━━━━━ Record excerpts ━━━━━

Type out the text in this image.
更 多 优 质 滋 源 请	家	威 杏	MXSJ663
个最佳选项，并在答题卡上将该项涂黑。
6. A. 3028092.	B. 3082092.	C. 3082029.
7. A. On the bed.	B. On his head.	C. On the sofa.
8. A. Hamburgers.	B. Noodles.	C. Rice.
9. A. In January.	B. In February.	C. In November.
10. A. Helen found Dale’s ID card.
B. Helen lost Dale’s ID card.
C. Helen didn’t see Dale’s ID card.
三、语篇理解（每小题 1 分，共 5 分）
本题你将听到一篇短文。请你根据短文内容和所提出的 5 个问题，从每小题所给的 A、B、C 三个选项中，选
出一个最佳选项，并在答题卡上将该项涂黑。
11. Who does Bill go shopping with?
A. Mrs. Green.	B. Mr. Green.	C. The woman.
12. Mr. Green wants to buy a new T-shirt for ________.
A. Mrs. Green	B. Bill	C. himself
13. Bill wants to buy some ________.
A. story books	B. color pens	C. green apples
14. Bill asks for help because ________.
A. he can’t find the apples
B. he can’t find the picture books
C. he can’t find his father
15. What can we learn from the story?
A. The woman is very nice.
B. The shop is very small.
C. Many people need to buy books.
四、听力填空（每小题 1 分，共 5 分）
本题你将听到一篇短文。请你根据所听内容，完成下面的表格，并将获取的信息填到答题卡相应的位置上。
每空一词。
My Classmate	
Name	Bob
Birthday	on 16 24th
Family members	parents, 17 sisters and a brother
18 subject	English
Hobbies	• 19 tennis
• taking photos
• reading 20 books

━━━━━

* Exercise *
Copy each line of the listing in which the word "apples" can be found.

* Output of the exercise *
A. story books	B. color pens	C. green apples
A. he can’t find the apples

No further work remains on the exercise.